Single out each line with the word "Burnley" and copy it.

§ **Data entries**:
━━━━━━━━
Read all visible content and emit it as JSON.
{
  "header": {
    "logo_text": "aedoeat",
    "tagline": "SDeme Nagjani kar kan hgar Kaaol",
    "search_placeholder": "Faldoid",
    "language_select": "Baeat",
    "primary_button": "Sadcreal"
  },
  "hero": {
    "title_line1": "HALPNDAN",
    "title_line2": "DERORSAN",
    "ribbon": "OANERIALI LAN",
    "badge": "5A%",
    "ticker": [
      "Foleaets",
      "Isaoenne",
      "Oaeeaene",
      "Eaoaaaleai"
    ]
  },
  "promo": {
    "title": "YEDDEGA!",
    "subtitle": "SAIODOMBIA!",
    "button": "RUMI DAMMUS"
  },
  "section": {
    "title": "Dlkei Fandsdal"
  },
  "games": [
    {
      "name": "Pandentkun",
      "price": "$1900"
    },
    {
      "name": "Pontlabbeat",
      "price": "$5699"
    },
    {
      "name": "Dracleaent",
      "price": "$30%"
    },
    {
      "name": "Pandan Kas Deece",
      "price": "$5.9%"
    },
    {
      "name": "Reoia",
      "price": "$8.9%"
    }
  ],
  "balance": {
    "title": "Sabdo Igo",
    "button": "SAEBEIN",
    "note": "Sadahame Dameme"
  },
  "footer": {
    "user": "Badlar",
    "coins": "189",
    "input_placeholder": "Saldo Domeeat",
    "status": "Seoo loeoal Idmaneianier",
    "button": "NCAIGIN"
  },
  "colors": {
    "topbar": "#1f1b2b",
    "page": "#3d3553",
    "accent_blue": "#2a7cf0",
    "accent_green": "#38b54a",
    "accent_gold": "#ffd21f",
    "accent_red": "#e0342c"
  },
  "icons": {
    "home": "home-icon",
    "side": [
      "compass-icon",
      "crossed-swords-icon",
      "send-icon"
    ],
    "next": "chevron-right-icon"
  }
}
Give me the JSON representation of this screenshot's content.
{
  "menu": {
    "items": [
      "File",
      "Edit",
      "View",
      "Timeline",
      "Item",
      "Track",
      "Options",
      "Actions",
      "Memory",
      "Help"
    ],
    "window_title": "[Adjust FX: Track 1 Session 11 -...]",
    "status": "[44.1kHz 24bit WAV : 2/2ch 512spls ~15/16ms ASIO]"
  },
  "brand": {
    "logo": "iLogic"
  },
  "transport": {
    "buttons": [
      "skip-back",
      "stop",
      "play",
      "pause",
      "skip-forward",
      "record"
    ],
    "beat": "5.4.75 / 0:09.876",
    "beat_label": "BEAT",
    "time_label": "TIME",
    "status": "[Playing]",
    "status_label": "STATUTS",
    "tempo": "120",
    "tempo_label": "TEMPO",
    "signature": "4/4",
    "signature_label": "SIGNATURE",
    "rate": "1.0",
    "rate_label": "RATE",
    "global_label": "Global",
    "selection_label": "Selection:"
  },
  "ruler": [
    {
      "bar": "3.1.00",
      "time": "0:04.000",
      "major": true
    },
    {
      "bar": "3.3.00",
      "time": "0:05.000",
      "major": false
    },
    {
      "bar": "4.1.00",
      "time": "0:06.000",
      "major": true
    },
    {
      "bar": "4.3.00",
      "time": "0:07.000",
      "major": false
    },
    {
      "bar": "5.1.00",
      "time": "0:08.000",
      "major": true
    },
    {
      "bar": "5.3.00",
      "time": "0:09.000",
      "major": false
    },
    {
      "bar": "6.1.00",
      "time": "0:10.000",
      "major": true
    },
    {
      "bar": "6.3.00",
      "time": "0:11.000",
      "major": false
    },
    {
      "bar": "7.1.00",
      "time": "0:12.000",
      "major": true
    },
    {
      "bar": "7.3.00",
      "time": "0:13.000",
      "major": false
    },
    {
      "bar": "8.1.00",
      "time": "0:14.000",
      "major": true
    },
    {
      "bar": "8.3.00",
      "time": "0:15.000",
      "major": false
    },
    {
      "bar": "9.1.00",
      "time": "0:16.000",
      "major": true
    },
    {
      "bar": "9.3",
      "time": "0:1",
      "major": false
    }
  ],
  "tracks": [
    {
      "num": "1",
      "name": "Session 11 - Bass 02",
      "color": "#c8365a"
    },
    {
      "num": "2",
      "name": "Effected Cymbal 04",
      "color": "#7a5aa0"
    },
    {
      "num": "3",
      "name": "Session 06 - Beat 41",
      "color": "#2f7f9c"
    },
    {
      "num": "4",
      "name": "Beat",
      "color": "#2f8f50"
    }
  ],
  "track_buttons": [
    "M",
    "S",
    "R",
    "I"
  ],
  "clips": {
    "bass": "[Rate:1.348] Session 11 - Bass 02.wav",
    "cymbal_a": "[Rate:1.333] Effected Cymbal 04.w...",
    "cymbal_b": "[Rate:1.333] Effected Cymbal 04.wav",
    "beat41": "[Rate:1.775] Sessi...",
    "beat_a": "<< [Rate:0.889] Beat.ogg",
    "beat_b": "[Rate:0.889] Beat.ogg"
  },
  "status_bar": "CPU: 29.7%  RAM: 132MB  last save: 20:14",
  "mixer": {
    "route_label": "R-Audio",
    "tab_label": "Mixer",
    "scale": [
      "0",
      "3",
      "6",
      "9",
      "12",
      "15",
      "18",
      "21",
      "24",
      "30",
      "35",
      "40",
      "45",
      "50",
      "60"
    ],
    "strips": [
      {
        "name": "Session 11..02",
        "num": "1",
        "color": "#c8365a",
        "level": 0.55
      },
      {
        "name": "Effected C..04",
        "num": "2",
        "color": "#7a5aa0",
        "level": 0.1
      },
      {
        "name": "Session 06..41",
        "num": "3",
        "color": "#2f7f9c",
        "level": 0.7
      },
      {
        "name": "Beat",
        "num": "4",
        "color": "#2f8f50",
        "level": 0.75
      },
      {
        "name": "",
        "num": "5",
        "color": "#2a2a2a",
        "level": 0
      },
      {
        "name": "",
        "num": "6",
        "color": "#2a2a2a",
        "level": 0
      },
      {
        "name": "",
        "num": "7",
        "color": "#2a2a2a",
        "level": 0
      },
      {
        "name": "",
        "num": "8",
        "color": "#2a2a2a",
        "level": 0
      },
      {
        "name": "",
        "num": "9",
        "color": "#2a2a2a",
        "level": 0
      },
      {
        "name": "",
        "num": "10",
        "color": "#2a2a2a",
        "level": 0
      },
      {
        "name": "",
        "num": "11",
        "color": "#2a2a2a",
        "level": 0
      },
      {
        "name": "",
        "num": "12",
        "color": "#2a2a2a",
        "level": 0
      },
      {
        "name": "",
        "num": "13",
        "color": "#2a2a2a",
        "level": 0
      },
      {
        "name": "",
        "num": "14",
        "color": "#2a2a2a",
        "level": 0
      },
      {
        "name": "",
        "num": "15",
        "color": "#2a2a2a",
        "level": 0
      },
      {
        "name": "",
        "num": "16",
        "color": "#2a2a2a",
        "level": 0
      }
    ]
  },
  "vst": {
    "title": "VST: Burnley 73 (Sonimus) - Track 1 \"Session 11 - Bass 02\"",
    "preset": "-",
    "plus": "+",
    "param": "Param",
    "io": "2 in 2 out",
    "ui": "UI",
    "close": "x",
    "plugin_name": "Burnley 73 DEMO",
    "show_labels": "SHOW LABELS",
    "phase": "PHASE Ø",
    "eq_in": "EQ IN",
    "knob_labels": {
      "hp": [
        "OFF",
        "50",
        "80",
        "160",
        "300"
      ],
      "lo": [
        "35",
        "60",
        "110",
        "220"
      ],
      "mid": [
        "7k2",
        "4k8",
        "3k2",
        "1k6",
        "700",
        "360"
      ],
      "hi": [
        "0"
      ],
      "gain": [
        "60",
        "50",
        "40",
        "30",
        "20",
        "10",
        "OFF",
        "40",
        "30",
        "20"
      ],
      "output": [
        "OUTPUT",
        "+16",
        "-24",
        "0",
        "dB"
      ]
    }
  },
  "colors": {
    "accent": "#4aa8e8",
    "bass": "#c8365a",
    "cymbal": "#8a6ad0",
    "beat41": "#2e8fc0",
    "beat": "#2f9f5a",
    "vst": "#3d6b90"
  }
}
━━━━━━━━
§ **Task response**:
    "title": "VST: Burnley 73 (Sonimus) - Track 1 \"Session 11 - Bass 02\"",
    "plugin_name": "Burnley 73 DEMO",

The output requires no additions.